The request - Select every line containing the word "Telemedicine" from the material, and copy those lines.

Supplied material -
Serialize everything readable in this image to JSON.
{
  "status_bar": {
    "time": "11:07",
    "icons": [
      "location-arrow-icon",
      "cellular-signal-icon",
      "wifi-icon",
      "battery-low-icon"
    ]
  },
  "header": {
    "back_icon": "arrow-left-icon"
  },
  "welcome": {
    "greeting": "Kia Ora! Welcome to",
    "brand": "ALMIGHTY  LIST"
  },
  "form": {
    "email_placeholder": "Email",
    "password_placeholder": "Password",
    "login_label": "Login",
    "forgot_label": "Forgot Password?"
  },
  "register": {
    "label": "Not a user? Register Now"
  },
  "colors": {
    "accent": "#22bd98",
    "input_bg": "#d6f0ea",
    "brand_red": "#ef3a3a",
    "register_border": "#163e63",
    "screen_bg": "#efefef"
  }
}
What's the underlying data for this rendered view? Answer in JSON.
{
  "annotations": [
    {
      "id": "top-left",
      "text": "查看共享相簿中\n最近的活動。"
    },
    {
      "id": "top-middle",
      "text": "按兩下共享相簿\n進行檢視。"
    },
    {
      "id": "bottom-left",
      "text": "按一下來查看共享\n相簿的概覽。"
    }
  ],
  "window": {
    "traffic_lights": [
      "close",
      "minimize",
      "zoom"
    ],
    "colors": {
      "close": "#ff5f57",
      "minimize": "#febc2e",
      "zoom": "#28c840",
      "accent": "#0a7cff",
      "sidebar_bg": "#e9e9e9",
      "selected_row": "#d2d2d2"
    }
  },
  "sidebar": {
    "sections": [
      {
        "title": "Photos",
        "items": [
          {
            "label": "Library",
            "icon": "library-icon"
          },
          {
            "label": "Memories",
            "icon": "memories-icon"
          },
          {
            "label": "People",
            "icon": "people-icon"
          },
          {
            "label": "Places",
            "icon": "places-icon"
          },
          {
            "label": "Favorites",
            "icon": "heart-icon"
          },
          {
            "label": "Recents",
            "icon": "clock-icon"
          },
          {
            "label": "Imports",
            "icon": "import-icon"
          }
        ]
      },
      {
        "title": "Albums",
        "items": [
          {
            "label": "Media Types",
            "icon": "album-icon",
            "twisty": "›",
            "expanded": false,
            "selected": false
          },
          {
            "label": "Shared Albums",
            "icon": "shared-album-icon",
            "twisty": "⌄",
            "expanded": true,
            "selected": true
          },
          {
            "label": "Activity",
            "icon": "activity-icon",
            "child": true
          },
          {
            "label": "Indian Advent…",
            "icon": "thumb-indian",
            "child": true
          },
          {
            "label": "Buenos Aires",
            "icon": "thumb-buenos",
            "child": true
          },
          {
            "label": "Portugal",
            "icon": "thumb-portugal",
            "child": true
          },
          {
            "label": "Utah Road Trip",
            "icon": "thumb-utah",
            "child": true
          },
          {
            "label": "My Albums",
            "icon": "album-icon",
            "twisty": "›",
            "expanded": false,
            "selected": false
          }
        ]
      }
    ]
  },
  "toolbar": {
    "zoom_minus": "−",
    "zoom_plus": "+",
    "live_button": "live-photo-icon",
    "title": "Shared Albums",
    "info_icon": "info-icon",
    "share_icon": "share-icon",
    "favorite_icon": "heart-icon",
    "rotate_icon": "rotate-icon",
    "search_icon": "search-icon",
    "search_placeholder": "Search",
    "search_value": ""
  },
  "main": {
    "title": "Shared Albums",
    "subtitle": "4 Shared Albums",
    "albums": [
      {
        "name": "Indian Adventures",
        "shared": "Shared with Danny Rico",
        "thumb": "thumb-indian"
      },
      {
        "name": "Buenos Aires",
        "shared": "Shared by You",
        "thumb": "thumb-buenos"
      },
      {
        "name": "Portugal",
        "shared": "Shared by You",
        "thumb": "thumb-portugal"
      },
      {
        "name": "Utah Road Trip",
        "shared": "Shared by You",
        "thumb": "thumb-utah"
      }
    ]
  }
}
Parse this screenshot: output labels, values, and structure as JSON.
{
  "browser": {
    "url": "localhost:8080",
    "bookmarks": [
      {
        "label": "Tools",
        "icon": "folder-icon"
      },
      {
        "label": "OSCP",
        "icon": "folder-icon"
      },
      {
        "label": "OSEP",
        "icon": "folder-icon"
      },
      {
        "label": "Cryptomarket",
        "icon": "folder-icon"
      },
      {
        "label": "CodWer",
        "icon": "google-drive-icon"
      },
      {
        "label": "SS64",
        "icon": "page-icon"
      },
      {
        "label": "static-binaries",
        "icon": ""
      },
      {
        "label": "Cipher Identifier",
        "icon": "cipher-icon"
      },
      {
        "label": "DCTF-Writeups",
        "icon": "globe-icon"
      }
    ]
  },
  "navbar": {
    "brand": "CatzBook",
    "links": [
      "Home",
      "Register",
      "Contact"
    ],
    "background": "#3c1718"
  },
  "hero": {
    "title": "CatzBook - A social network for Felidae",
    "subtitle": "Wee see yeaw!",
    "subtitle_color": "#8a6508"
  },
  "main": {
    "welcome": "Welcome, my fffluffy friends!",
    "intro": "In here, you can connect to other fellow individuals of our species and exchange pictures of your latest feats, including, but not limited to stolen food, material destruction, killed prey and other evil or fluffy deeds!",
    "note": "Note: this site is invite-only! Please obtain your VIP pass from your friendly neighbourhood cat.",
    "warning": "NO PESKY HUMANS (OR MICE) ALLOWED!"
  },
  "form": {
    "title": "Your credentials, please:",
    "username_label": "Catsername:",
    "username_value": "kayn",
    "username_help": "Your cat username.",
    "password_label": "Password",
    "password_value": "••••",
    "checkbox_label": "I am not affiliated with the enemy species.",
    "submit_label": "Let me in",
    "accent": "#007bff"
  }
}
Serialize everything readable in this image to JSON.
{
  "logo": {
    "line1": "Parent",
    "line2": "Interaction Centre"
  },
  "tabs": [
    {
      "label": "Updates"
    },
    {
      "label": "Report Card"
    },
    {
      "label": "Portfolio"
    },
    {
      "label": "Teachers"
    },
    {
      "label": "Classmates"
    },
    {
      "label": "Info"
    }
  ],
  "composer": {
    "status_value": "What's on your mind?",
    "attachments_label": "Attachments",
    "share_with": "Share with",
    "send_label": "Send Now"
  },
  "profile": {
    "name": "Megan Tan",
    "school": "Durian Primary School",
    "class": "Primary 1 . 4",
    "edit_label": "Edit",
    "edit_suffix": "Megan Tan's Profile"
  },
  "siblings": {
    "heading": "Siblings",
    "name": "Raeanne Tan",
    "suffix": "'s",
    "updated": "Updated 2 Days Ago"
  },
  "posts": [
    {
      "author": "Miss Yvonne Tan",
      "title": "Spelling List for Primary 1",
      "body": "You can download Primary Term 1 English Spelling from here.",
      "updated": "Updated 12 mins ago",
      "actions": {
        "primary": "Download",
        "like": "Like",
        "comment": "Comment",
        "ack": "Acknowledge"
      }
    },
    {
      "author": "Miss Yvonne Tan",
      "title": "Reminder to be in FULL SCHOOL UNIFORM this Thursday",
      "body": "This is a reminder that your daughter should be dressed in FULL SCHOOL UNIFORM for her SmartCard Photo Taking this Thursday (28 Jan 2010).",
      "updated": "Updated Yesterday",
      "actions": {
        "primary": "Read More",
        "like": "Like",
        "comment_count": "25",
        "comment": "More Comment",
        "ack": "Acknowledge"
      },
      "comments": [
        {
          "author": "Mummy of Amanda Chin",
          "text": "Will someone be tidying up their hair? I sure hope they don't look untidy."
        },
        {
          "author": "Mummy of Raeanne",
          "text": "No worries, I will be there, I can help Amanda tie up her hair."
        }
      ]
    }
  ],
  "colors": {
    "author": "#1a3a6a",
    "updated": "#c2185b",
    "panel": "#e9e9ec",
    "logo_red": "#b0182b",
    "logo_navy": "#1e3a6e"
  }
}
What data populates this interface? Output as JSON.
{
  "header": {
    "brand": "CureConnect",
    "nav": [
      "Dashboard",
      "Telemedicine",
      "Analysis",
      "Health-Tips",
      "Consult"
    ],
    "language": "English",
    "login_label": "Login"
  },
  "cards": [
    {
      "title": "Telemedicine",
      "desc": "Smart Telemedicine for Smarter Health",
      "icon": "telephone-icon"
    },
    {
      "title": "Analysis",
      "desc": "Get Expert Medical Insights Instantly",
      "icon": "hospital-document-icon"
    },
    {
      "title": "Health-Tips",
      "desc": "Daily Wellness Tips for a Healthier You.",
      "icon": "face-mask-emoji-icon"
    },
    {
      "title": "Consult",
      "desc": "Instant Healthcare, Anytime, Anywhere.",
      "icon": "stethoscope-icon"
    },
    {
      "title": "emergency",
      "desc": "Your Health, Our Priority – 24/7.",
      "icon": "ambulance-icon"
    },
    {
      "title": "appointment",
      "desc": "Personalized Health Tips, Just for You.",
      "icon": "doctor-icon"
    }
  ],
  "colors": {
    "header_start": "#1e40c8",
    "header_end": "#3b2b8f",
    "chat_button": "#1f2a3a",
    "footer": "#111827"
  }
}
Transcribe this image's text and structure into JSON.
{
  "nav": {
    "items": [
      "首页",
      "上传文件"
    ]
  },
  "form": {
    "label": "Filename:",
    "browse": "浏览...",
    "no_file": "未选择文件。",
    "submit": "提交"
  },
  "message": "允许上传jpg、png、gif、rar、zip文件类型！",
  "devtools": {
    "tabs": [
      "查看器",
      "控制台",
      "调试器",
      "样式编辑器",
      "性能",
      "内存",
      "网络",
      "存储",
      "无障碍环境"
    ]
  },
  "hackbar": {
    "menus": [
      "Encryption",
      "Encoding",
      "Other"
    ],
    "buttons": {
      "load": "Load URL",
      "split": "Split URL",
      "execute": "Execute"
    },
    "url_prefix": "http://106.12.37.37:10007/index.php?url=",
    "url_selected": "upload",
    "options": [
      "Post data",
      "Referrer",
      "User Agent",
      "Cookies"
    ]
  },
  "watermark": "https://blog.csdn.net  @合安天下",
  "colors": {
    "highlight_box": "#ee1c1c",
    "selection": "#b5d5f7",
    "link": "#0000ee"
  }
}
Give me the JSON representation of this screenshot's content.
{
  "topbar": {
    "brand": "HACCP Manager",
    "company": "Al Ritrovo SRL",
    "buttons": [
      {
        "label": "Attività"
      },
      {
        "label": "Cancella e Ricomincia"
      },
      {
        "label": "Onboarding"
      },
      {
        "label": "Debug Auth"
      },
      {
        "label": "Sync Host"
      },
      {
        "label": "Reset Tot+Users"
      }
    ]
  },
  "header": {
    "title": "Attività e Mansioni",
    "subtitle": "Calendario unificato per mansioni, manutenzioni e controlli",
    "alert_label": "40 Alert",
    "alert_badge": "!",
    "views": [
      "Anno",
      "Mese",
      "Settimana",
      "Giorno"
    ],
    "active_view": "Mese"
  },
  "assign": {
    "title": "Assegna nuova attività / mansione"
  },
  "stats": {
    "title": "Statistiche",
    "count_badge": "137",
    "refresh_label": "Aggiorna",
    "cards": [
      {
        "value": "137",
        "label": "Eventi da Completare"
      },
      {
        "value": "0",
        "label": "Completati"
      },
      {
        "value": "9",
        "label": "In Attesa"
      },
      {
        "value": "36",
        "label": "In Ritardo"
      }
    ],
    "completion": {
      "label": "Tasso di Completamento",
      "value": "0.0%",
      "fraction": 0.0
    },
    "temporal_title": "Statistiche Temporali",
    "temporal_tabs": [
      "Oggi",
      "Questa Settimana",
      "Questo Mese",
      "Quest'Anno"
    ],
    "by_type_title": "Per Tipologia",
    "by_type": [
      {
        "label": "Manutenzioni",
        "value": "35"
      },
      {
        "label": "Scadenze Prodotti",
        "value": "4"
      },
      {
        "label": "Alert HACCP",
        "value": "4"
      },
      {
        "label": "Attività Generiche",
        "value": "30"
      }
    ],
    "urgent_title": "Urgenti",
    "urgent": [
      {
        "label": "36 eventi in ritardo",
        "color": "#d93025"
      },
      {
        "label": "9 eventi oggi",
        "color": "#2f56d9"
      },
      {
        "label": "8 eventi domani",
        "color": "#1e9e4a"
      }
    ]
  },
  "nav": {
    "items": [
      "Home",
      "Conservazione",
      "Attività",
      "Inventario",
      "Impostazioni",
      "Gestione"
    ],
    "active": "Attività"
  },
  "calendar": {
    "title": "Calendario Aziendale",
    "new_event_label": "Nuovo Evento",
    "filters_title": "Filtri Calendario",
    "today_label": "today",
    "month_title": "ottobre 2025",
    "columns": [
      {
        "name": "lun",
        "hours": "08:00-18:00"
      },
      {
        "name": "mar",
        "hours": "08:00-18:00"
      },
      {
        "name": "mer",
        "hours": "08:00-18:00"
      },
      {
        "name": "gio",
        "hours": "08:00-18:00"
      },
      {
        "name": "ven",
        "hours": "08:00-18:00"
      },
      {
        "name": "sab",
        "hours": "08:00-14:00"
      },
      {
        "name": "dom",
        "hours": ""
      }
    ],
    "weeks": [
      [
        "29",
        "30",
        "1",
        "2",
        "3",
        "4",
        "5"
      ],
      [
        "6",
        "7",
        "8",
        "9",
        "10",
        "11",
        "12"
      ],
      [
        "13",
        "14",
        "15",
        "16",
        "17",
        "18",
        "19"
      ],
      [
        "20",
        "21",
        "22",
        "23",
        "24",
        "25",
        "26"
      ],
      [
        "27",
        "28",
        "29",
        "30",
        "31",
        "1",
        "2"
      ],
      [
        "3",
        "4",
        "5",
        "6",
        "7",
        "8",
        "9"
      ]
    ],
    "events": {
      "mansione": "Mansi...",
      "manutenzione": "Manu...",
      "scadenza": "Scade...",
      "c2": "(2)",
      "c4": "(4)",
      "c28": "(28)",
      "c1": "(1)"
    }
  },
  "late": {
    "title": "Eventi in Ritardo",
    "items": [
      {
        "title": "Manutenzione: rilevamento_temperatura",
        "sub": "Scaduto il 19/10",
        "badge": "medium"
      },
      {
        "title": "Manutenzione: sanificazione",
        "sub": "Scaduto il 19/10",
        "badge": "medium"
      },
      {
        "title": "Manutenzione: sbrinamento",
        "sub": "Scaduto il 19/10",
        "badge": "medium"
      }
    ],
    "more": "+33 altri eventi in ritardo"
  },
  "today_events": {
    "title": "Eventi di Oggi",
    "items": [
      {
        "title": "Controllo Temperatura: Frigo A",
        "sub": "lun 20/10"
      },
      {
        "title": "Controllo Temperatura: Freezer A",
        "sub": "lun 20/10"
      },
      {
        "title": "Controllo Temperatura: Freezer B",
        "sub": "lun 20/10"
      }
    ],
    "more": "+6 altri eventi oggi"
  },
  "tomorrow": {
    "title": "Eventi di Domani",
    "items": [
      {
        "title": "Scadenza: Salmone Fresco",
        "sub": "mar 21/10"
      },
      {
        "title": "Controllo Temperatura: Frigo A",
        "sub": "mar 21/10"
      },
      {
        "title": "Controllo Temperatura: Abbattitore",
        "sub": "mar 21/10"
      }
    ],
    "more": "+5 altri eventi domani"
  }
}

Completed task -
      "Telemedicine",
      "title": "Telemedicine",
      "desc": "Smart Telemedicine for Smarter Health",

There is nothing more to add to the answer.